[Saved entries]
######
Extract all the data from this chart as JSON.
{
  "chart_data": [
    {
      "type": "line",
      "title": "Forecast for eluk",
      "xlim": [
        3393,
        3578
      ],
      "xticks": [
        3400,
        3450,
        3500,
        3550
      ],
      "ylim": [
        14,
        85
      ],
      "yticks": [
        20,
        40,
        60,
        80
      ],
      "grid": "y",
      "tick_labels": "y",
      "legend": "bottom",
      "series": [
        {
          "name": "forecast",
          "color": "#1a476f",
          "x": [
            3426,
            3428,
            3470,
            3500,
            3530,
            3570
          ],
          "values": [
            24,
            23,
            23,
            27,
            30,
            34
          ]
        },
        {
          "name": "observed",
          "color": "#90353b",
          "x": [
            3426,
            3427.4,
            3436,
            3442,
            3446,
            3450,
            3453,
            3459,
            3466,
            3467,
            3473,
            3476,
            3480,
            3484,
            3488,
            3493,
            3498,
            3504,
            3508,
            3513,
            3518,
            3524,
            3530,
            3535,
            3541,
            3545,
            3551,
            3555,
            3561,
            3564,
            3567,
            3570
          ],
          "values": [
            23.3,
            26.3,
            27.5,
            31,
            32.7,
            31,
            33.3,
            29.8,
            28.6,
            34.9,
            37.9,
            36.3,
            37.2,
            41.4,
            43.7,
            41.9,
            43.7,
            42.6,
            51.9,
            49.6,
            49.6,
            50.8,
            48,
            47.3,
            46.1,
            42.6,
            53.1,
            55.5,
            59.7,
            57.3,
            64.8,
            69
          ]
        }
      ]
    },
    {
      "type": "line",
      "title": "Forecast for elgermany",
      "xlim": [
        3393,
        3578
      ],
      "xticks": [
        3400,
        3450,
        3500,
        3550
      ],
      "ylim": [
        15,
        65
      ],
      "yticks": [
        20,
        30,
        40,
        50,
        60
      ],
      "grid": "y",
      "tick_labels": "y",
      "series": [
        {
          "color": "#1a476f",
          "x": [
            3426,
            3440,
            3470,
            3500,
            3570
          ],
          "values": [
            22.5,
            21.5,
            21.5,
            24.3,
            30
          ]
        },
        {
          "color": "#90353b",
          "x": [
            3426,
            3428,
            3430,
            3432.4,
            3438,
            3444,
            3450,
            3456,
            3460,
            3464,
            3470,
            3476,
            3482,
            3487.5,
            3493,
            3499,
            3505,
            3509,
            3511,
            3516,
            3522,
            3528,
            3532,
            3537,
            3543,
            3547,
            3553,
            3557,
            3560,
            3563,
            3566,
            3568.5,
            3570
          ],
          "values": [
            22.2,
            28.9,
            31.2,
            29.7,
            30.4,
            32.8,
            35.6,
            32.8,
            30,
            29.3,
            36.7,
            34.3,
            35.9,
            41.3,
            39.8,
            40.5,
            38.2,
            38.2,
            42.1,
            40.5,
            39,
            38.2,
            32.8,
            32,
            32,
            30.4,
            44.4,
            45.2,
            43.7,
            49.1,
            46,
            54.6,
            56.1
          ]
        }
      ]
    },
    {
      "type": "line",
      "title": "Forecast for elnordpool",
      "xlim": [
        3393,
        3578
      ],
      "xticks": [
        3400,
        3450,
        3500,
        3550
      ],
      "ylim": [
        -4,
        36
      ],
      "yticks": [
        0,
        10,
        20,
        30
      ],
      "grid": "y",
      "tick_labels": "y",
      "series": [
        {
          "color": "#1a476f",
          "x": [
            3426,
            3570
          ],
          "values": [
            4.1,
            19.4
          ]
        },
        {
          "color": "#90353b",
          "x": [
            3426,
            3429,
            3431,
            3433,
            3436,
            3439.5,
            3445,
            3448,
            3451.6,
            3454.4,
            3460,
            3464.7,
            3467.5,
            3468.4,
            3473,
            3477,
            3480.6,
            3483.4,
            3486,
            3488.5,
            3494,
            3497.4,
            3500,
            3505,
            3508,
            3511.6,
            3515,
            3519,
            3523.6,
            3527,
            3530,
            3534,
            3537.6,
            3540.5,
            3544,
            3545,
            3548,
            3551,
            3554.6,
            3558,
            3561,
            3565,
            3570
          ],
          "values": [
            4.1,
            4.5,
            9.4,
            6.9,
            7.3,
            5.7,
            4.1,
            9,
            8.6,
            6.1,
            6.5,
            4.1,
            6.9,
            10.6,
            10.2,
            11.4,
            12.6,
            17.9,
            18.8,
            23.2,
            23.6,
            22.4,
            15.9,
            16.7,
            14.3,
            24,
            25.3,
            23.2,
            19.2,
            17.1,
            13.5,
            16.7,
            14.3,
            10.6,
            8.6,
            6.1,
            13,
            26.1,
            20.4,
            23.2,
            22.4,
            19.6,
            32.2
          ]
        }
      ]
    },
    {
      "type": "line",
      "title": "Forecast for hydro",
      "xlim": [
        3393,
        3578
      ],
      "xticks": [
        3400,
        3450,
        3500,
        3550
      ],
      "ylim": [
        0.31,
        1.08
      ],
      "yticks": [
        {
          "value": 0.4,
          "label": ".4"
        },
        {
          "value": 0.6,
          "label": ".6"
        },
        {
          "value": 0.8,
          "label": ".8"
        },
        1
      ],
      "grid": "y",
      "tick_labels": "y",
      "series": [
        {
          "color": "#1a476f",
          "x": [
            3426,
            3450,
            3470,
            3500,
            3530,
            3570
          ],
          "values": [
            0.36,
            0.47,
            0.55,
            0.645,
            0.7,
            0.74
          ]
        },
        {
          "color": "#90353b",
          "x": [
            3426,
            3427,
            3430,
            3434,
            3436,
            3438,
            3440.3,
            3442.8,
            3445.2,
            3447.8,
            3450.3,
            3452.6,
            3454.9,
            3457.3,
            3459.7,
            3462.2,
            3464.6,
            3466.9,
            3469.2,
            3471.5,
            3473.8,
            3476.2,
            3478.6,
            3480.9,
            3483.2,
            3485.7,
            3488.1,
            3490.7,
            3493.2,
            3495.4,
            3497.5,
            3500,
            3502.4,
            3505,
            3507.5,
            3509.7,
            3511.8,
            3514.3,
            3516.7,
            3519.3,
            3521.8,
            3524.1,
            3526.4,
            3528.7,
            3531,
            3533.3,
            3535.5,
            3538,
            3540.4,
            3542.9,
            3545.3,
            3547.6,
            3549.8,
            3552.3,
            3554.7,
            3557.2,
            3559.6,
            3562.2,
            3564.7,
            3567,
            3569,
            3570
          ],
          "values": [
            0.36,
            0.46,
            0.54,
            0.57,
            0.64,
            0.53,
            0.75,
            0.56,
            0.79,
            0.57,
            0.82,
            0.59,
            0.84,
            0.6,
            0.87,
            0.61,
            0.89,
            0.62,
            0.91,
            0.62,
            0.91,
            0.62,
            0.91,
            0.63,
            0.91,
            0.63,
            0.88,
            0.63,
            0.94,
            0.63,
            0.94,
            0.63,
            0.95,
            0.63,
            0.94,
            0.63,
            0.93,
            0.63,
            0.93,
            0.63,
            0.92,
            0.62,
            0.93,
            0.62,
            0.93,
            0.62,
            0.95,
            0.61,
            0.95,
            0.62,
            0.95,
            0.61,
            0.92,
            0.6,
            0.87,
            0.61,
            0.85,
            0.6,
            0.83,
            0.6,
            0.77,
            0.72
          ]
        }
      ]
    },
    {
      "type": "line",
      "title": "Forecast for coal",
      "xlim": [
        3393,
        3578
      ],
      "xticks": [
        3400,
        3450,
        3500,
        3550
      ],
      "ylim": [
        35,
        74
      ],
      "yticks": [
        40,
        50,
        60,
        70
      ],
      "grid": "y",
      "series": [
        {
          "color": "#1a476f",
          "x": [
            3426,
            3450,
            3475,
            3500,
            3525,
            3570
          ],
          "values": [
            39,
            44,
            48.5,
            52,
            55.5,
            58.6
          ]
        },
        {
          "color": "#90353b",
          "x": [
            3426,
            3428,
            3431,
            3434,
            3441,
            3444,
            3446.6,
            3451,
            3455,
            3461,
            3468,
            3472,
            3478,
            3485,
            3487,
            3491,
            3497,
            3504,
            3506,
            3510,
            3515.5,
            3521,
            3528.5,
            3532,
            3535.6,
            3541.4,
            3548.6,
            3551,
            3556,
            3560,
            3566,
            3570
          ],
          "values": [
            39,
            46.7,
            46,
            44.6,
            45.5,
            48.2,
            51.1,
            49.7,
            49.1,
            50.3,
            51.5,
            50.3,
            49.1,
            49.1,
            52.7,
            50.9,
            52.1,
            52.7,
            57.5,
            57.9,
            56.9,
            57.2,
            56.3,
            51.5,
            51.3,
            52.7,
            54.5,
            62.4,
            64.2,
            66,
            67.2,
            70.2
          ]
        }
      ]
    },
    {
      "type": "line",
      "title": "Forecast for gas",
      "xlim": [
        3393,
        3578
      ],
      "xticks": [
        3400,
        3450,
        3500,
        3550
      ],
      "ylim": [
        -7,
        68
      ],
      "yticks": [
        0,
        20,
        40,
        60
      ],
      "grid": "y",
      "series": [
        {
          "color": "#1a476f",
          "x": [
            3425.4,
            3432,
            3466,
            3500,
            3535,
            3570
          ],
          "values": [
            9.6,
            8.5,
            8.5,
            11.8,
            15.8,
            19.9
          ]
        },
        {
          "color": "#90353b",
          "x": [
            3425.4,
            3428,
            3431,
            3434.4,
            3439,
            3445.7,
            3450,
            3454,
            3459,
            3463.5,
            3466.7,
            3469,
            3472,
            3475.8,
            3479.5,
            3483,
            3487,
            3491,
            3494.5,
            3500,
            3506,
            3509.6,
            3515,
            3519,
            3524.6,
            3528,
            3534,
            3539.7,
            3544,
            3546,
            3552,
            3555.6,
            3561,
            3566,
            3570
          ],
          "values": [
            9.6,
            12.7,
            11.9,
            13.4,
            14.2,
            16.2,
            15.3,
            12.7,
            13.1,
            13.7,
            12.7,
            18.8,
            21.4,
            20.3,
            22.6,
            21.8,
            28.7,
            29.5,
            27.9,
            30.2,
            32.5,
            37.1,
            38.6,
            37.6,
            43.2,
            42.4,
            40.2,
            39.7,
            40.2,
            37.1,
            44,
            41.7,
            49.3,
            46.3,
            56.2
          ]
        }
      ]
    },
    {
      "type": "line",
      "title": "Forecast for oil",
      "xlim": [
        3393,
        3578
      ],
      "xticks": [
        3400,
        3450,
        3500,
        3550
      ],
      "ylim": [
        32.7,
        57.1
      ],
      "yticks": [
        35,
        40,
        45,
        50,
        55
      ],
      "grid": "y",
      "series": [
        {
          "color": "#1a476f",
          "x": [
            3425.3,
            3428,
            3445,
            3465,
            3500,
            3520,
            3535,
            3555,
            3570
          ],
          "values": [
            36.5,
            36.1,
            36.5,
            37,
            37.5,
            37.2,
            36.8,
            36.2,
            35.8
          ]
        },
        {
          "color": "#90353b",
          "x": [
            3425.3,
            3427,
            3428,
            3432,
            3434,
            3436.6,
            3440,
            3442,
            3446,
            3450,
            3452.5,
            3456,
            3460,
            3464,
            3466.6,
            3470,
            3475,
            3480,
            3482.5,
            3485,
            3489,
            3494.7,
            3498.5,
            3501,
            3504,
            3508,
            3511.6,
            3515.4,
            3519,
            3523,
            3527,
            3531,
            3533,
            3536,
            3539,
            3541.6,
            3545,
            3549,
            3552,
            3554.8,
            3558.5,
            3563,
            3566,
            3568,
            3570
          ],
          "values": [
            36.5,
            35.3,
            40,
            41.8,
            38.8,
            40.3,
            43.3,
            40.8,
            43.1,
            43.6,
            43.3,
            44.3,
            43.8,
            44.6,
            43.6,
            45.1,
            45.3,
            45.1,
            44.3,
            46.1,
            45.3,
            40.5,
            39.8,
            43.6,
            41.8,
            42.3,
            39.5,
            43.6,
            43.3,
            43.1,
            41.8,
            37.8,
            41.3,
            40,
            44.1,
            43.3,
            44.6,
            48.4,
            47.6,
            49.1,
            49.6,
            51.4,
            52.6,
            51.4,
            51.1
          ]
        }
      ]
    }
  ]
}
######
Written problem | Of the lines in this material, state how many hold the string "title". Write no other words.

Exercise solution | 7